--- START ---

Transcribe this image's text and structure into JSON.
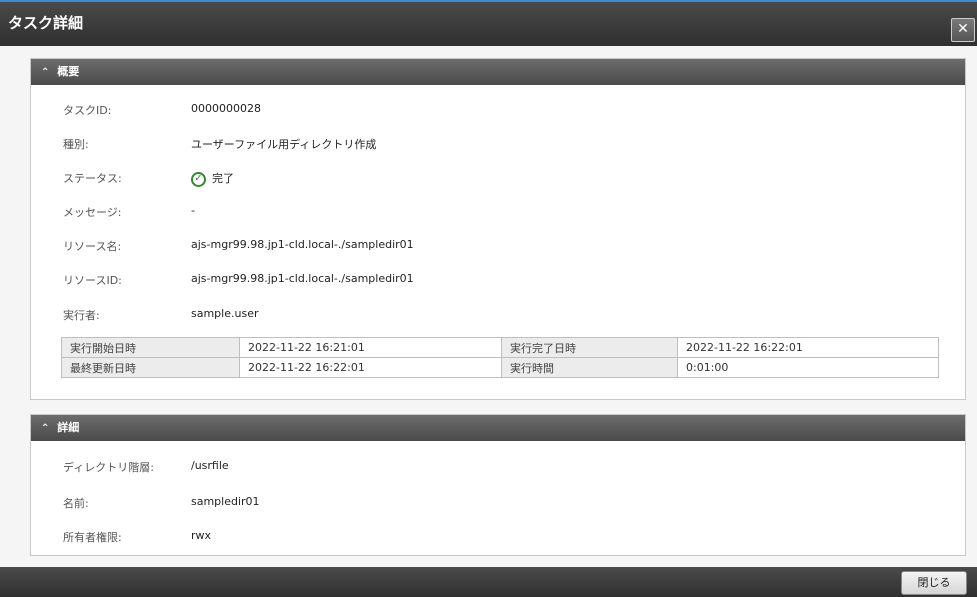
{
  "dialog": {
    "title": "タスク詳細",
    "close_label": "✕"
  },
  "overview": {
    "header": "概要",
    "fields": [
      {
        "label": "タスクID:",
        "value": "0000000028"
      },
      {
        "label": "種別:",
        "value": "ユーザーファイル用ディレクトリ作成"
      },
      {
        "label": "ステータス:",
        "value": "完了"
      },
      {
        "label": "メッセージ:",
        "value": "-"
      },
      {
        "label": "リソース名:",
        "value": "ajs-mgr99.98.jp1-cld.local-./sampledir01"
      },
      {
        "label": "リソースID:",
        "value": "ajs-mgr99.98.jp1-cld.local-./sampledir01"
      },
      {
        "label": "実行者:",
        "value": "sample.user"
      }
    ],
    "table": [
      [
        "実行開始日時",
        "2022-11-22 16:21:01",
        "実行完了日時",
        "2022-11-22 16:22:01"
      ],
      [
        "最終更新日時",
        "2022-11-22 16:22:01",
        "実行時間",
        "0:01:00"
      ]
    ]
  },
  "details": {
    "header": "詳細",
    "fields": [
      {
        "label": "ディレクトリ階層:",
        "value": "/usrfile"
      },
      {
        "label": "名前:",
        "value": "sampledir01"
      },
      {
        "label": "所有者権限:",
        "value": "rwx"
      }
    ]
  },
  "footer": {
    "close_button": "閉じる"
  },
  "colors": {
    "status_ok": "#2e8b2e",
    "title_bar": "#3a3a3a"
  },
  "icons": {
    "status": "check-circle-icon",
    "collapse": "chevron-up-icon"
  }
}
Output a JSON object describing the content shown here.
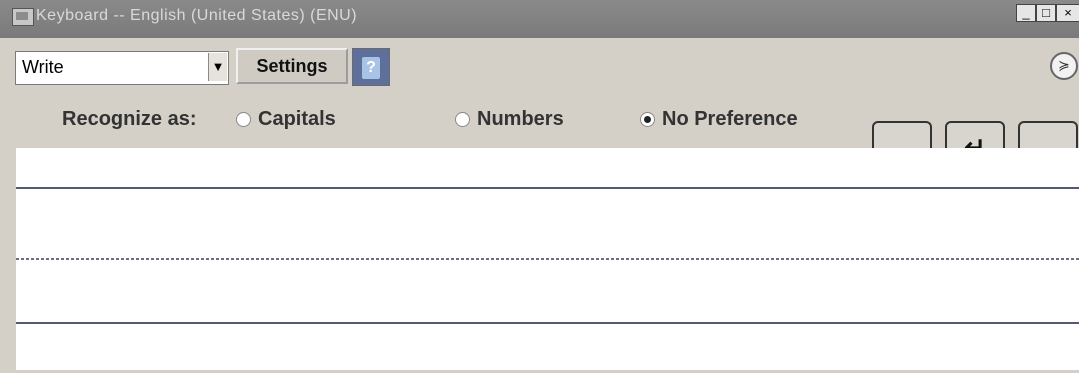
{
  "window": {
    "title": "Keyboard -- English (United States) (ENU)",
    "controls": {
      "minimize": "_",
      "maximize": "□",
      "close": "×"
    }
  },
  "toolbar": {
    "mode_value": "Write",
    "settings_label": "Settings",
    "help_icon": "help-icon",
    "collapse_icon": "chevron-down-icon"
  },
  "recognize": {
    "label": "Recognize as:",
    "options": [
      {
        "label": "Capitals",
        "selected": false
      },
      {
        "label": "Numbers",
        "selected": false
      },
      {
        "label": "No Preference",
        "selected": true
      }
    ]
  },
  "keys": {
    "space": "␣",
    "enter": "↵",
    "backspace": "←"
  },
  "colors": {
    "window_bg": "#d4d0c8",
    "titlebar": "#7a7a7a",
    "guideline": "#555a73"
  }
}
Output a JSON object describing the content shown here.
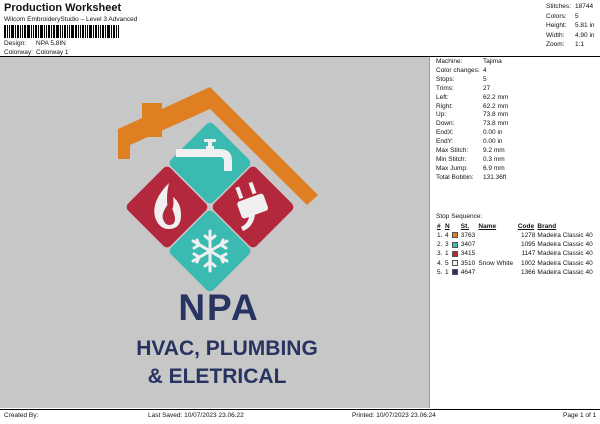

--- END ---

Print out the lines exactly, skipping any picture.

ANSWER TO THIS TASK:
Transcribe this image's text and structure into JSON.
{
  "dialog": {
    "title": "タスク詳細",
    "close_label": "✕"
  },
  "overview": {
    "header": "概要",
    "fields": [
      {
        "label": "タスクID:",
        "value": "0000000028"
      },
      {
        "label": "種別:",
        "value": "ユーザーファイル用ディレクトリ作成"
      },
      {
        "label": "ステータス:",
        "value": "完了"
      },
      {
        "label": "メッセージ:",
        "value": "-"
      },
      {
        "label": "リソース名:",
        "value": "ajs-mgr99.98.jp1-cld.local-./sampledir01"
      },
      {
        "label": "リソースID:",
        "value": "ajs-mgr99.98.jp1-cld.local-./sampledir01"
      },
      {
        "label": "実行者:",
        "value": "sample.user"
      }
    ],
    "table": [
      [
        "実行開始日時",
        "2022-11-22 16:21:01",
        "実行完了日時",
        "2022-11-22 16:22:01"
      ],
      [
        "最終更新日時",
        "2022-11-22 16:22:01",
        "実行時間",
        "0:01:00"
      ]
    ]
  },
  "details": {
    "header": "詳細",
    "fields": [
      {
        "label": "ディレクトリ階層:",
        "value": "/usrfile"
      },
      {
        "label": "名前:",
        "value": "sampledir01"
      },
      {
        "label": "所有者権限:",
        "value": "rwx"
      }
    ]
  },
  "footer": {
    "close_button": "閉じる"
  },
  "colors": {
    "status_ok": "#2e8b2e",
    "title_bar": "#3a3a3a"
  },
  "icons": {
    "status": "check-circle-icon",
    "collapse": "chevron-up-icon"
  }
}
Output a JSON object describing the content shown here.
{
  "window": {
    "title": "Keyboard -- English (United States) (ENU)",
    "controls": {
      "minimize": "_",
      "maximize": "□",
      "close": "×"
    }
  },
  "toolbar": {
    "mode_value": "Write",
    "settings_label": "Settings",
    "help_icon": "help-icon",
    "collapse_icon": "chevron-down-icon"
  },
  "recognize": {
    "label": "Recognize as:",
    "options": [
      {
        "label": "Capitals",
        "selected": false
      },
      {
        "label": "Numbers",
        "selected": false
      },
      {
        "label": "No Preference",
        "selected": true
      }
    ]
  },
  "keys": {
    "space": "␣",
    "enter": "↵",
    "backspace": "←"
  },
  "colors": {
    "window_bg": "#d4d0c8",
    "titlebar": "#7a7a7a",
    "guideline": "#555a73"
  }
}
Output a JSON object describing the content shown here.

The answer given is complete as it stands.